Copy out word for word the lines of the data below, from the line containing "data-point[interactable] <box>158 190" through the line containing "y-tick-label: 20 <box>12 141 26 154</box>".

* **Data records**:

+ + +

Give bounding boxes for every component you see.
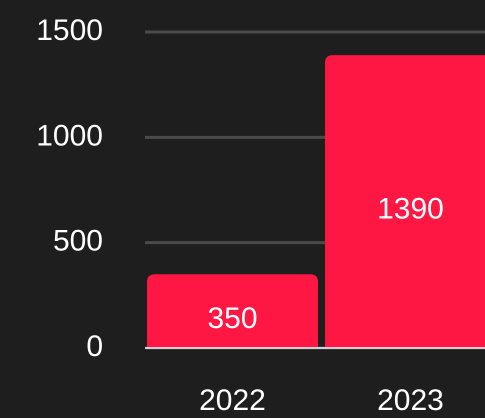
x-tick-label: 2023 — [377, 384, 444, 417]
y-tick-label: 1500 — [36, 14, 103, 47]
x-tick-label: 2022 — [199, 384, 266, 417]
y-tick-label: 0 — [86, 330, 103, 363]
bar — [147, 274, 318, 348]
y-tick-label: 500 — [53, 225, 103, 258]
data-label: 350 — [207, 302, 257, 335]
data-label: 1390 — [377, 193, 444, 226]
bar — [325, 55, 485, 348]
y-tick-label: 1000 — [36, 119, 103, 152]
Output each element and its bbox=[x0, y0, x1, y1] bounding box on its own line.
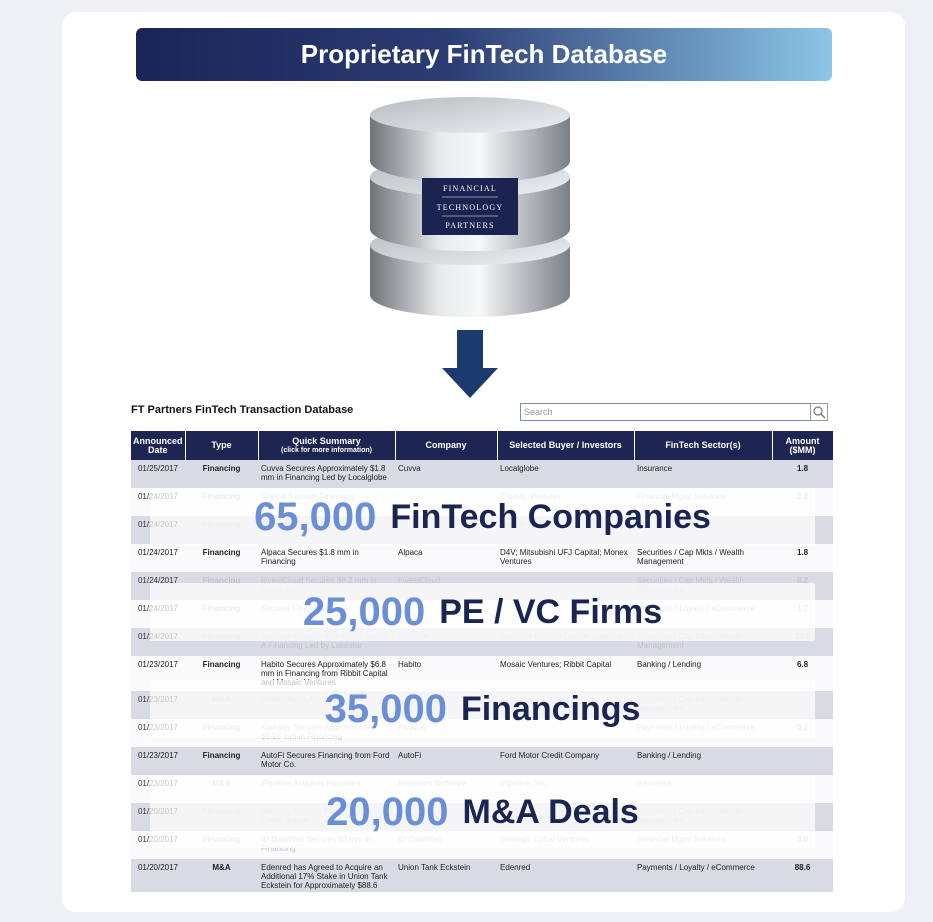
stat-label: PE / VC Firms bbox=[439, 593, 662, 632]
logo-line: TECHNOLOGY bbox=[437, 203, 504, 212]
header-note: (click for more information) bbox=[261, 446, 393, 455]
table-cell: Banking / Lending bbox=[634, 747, 772, 775]
table-cell: Alpaca Secures $1.8 mm in Financing bbox=[258, 544, 395, 572]
table-cell: Insurance bbox=[634, 460, 772, 488]
table-cell: 1.8 bbox=[772, 460, 833, 488]
database-icon: FINANCIAL TECHNOLOGY PARTNERS bbox=[360, 95, 580, 325]
table-cell: 01/24/2017 bbox=[131, 544, 185, 572]
header-text: Announced Date bbox=[133, 436, 183, 455]
table-cell: Payments / Loyalty / eCommerce bbox=[634, 859, 772, 892]
table-cell: M&A bbox=[185, 859, 258, 892]
column-header: Amount ($MM) bbox=[772, 431, 833, 460]
stat-band: 25,000 PE / VC Firms bbox=[150, 583, 815, 641]
table-cell: Union Tank Eckstein bbox=[395, 859, 497, 892]
logo-line: FINANCIAL bbox=[443, 184, 497, 193]
search-box[interactable]: Search bbox=[520, 403, 813, 421]
stat-band: 20,000 M&A Deals bbox=[150, 776, 815, 848]
table-cell bbox=[772, 747, 833, 775]
header-text: Amount ($MM) bbox=[786, 436, 820, 455]
stat-band: 35,000 Financings bbox=[150, 680, 815, 738]
stat-label: Financings bbox=[461, 690, 640, 729]
header-text: Type bbox=[211, 440, 231, 450]
column-header: FinTech Sector(s) bbox=[634, 431, 772, 460]
table-cell: AutoFi Secures Financing from Ford Motor… bbox=[258, 747, 395, 775]
table-cell: 88.6 bbox=[772, 859, 833, 892]
stat-number: 65,000 bbox=[254, 495, 376, 540]
stat-number: 25,000 bbox=[303, 590, 425, 635]
table-cell: Localglobe bbox=[497, 460, 634, 488]
banner-title: Proprietary FinTech Database bbox=[136, 28, 832, 81]
table-cell: Financing bbox=[185, 544, 258, 572]
header-text: Selected Buyer / Investors bbox=[509, 440, 622, 450]
search-button[interactable] bbox=[810, 403, 828, 421]
table-cell: Ford Motor Credit Company bbox=[497, 747, 634, 775]
header-text: Quick Summary bbox=[292, 436, 361, 446]
table-cell: Alpaca bbox=[395, 544, 497, 572]
header-text: Company bbox=[425, 440, 466, 450]
table-cell: 01/23/2017 bbox=[131, 747, 185, 775]
table-cell: Financing bbox=[185, 460, 258, 488]
column-header: Type bbox=[185, 431, 258, 460]
stat-label: M&A Deals bbox=[463, 793, 639, 832]
table-cell: Securities / Cap Mkts / Wealth Managemen… bbox=[634, 544, 772, 572]
table-cell: D4V; Mitsubishi UFJ Capital; Monex Ventu… bbox=[497, 544, 634, 572]
table-cell: Cuvva Secures Approximately $1.8 mm in F… bbox=[258, 460, 395, 488]
column-header: Company bbox=[395, 431, 497, 460]
stat-number: 20,000 bbox=[326, 790, 448, 835]
page: Proprietary FinTech Database FINANCIAL T… bbox=[0, 0, 933, 922]
column-header: Announced Date bbox=[131, 431, 185, 460]
header-text: FinTech Sector(s) bbox=[665, 440, 740, 450]
down-arrow bbox=[440, 330, 500, 400]
table-cell: 01/25/2017 bbox=[131, 460, 185, 488]
table-cell: 1.8 bbox=[772, 544, 833, 572]
table-cell: 01/20/2017 bbox=[131, 859, 185, 892]
stat-number: 35,000 bbox=[325, 687, 447, 732]
logo-line: PARTNERS bbox=[445, 221, 494, 230]
column-header: Selected Buyer / Investors bbox=[497, 431, 634, 460]
table-cell: AutoFi bbox=[395, 747, 497, 775]
disk-top bbox=[370, 97, 570, 183]
stat-label: FinTech Companies bbox=[390, 498, 711, 537]
table-cell: Edenred has Agreed to Acquire an Additio… bbox=[258, 859, 395, 892]
table-cell: Financing bbox=[185, 747, 258, 775]
column-header: Quick Summary(click for more information… bbox=[258, 431, 395, 460]
stat-band: 65,000 FinTech Companies bbox=[150, 488, 815, 546]
table-cell: Cuvva bbox=[395, 460, 497, 488]
table-cell: Edenred bbox=[497, 859, 634, 892]
table-title: FT Partners FinTech Transaction Database bbox=[131, 404, 353, 416]
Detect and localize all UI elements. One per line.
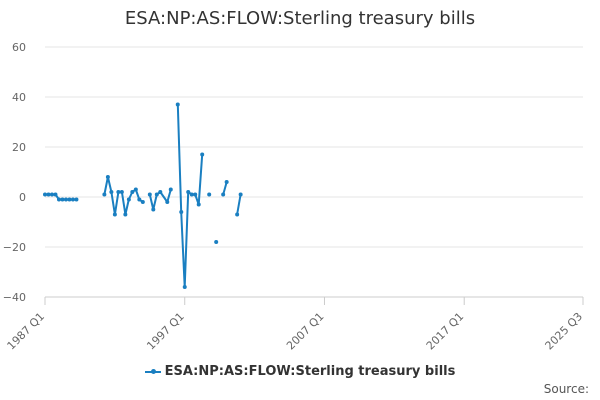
data-point[interactable] <box>158 190 163 194</box>
data-point[interactable] <box>182 285 187 289</box>
data-point[interactable] <box>137 197 142 202</box>
y-tick-label: 20 <box>12 141 26 154</box>
chart-title: ESA:NP:AS:FLOW:Sterling treasury bills <box>124 8 476 29</box>
data-point[interactable] <box>200 152 205 157</box>
data-point[interactable] <box>74 197 79 202</box>
data-point[interactable] <box>126 197 131 202</box>
data-point[interactable] <box>49 192 54 197</box>
y-tick-label: 60 <box>12 41 26 54</box>
gridlines <box>45 46 583 248</box>
series-line[interactable] <box>103 176 144 216</box>
data-point[interactable] <box>56 197 61 202</box>
data-point[interactable] <box>214 240 219 244</box>
data-point[interactable] <box>70 197 75 202</box>
series-line[interactable] <box>148 189 172 211</box>
data-point[interactable] <box>235 212 240 217</box>
data-point[interactable] <box>224 180 229 184</box>
x-tick-label: 1987 Q1 <box>5 310 48 353</box>
x-tick-label: 2007 Q1 <box>284 310 327 353</box>
data-point[interactable] <box>140 200 145 204</box>
data-point[interactable] <box>154 192 159 197</box>
data-point[interactable] <box>196 202 201 207</box>
x-axis: 1987 Q1 1997 Q1 2007 Q1 2017 Q1 2025 Q3 <box>5 297 586 353</box>
data-point[interactable] <box>168 187 173 192</box>
data-point[interactable] <box>53 192 58 197</box>
data-point[interactable] <box>109 190 114 194</box>
data-point[interactable] <box>186 190 191 194</box>
y-tick-label: −40 <box>3 291 26 304</box>
data-point[interactable] <box>112 212 117 217</box>
data-point[interactable] <box>189 192 194 197</box>
y-tick-label: 40 <box>12 91 26 104</box>
data-point[interactable] <box>165 200 170 204</box>
data-point[interactable] <box>147 192 152 197</box>
data-point[interactable] <box>221 192 226 197</box>
data-point[interactable] <box>60 197 65 202</box>
data-point[interactable] <box>43 192 47 197</box>
data-point[interactable] <box>193 192 198 197</box>
data-point[interactable] <box>151 207 156 212</box>
data-point[interactable] <box>207 192 212 197</box>
data-point[interactable] <box>105 175 110 179</box>
data-point[interactable] <box>133 187 138 192</box>
data-point[interactable] <box>46 192 51 197</box>
series-line[interactable] <box>176 104 204 288</box>
y-axis: 60 40 20 0 −20 −40 <box>3 41 26 304</box>
x-tick-label: 1997 Q1 <box>144 310 187 353</box>
source-note: Source: <box>543 382 589 396</box>
legend-swatch-icon <box>144 368 161 374</box>
series-line[interactable] <box>236 194 242 215</box>
legend[interactable]: ESA:NP:AS:FLOW:Sterling treasury bills <box>0 364 600 379</box>
x-tick-label: 2025 Q3 <box>543 310 586 353</box>
series-sterling-treasury-bills[interactable] <box>43 102 243 290</box>
y-tick-label: −20 <box>3 241 26 254</box>
data-point[interactable] <box>175 102 180 107</box>
legend-label: ESA:NP:AS:FLOW:Sterling treasury bills <box>164 364 456 379</box>
data-point[interactable] <box>67 197 72 202</box>
data-point[interactable] <box>63 197 68 202</box>
x-tick-label: 2017 Q1 <box>424 310 467 353</box>
data-point[interactable] <box>130 190 135 194</box>
data-point[interactable] <box>238 192 243 197</box>
data-point[interactable] <box>179 210 184 214</box>
data-point[interactable] <box>116 190 121 194</box>
y-tick-label: 0 <box>19 191 26 204</box>
data-point[interactable] <box>123 212 128 217</box>
data-point[interactable] <box>102 192 107 197</box>
data-point[interactable] <box>119 190 124 194</box>
series-line[interactable] <box>222 181 228 195</box>
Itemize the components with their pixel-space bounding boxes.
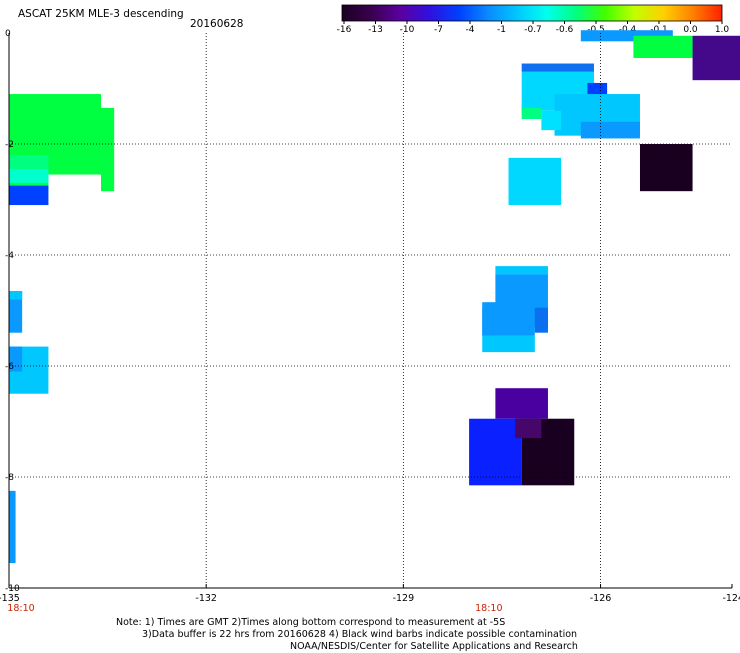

+ + +

* **Reply to the task**:
data-point[interactable] <box>158 190 163 194</box>
data-point[interactable] <box>182 285 187 289</box>
data-point[interactable] <box>137 197 142 202</box>
y-tick-label: 20 <box>12 141 26 154</box>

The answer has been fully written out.